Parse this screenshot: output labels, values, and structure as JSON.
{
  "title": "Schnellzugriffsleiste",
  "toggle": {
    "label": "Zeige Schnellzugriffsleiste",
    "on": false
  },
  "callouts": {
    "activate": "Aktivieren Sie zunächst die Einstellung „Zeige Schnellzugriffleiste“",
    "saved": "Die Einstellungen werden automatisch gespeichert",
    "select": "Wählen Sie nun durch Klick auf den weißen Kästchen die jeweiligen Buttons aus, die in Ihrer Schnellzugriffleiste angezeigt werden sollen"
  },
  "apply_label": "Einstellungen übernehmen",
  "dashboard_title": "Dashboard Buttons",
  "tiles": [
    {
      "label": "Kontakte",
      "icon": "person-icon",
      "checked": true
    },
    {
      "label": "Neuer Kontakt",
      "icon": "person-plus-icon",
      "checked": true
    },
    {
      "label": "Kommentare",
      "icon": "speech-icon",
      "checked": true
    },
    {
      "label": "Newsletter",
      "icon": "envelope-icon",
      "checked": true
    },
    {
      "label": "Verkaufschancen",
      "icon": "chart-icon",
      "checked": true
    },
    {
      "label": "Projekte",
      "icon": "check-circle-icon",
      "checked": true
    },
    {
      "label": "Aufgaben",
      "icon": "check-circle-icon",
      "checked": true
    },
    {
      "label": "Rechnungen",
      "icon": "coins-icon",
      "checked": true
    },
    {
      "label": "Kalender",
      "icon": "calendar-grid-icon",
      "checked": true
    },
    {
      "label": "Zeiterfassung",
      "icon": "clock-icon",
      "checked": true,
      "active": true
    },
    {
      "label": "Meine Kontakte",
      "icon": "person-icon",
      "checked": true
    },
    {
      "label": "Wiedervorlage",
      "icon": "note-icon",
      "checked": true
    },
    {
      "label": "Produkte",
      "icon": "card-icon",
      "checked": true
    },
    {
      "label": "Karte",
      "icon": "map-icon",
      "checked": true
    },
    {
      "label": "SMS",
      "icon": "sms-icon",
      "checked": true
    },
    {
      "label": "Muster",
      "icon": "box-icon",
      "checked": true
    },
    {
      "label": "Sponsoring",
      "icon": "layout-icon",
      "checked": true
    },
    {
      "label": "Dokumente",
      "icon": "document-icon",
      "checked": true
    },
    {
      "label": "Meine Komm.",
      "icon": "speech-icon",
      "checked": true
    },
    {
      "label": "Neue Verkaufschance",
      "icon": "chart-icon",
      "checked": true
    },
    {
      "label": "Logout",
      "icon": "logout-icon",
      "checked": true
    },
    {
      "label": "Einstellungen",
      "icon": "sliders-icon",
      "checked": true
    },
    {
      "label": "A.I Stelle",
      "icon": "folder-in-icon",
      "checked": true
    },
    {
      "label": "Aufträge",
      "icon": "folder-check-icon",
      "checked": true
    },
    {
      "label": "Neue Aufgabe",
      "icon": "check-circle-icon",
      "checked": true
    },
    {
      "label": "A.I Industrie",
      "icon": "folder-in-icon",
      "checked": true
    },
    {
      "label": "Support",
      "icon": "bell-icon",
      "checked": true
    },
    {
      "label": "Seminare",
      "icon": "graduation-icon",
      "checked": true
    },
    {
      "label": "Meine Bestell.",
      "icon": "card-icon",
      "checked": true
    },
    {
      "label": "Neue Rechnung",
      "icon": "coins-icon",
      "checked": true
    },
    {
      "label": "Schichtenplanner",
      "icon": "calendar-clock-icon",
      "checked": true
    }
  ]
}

---------------

Go through the material and select each line with the string "Zeige" in it.

    "label": "Zeige Schnellzugriffsleiste",
    "activate": "Aktivieren Sie zunächst die Einstellung „Zeige Schnellzugriffleiste“",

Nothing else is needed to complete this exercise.